▶ What you should do: Read the entries below and pull out each line with the string "text".

(Extracted data entries)
※

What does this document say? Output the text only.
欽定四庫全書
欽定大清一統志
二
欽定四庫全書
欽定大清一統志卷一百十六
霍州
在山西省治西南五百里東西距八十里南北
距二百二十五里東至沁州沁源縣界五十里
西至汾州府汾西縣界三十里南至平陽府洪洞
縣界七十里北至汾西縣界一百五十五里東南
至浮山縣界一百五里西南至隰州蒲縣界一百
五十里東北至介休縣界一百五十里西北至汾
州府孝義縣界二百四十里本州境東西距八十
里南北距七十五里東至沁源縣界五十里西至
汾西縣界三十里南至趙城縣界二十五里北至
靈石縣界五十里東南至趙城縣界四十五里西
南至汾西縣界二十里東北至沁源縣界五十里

※

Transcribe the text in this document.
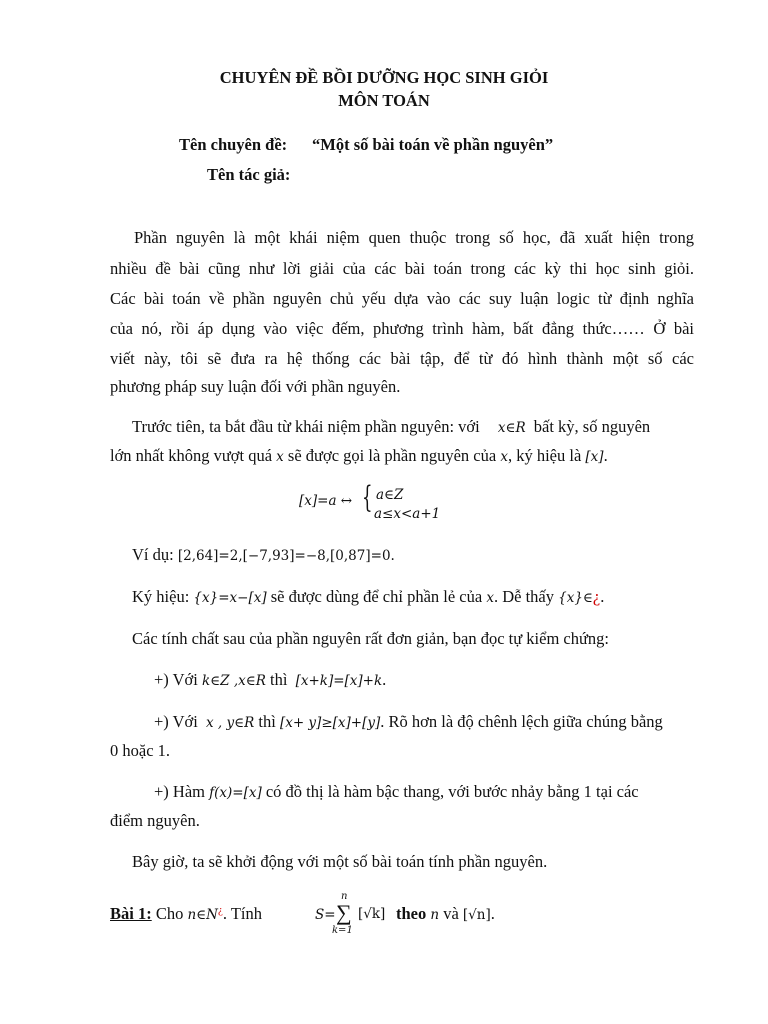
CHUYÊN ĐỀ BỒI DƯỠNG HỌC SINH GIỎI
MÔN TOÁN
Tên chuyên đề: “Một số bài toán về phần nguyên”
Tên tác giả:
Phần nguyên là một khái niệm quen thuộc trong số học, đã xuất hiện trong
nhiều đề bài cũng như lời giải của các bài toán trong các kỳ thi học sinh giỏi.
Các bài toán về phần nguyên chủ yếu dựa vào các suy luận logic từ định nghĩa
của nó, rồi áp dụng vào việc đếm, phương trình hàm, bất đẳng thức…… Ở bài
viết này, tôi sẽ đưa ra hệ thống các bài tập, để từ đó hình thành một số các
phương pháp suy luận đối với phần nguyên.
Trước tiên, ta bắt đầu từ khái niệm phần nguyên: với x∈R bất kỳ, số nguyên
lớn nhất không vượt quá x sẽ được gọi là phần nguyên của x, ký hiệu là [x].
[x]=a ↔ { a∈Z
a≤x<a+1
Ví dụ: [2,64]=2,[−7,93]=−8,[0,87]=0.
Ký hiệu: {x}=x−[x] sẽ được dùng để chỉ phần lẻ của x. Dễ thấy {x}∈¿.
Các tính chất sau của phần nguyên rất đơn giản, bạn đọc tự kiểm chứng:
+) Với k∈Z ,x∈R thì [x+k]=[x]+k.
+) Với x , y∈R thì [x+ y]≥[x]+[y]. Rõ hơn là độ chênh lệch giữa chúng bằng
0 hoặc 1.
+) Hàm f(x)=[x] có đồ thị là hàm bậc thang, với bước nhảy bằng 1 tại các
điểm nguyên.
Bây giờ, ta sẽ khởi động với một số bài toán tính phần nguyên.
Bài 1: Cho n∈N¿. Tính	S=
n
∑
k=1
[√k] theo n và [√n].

※

▶ Task solution:
What does this document say? Output the text only.
Transcribe the text in this document.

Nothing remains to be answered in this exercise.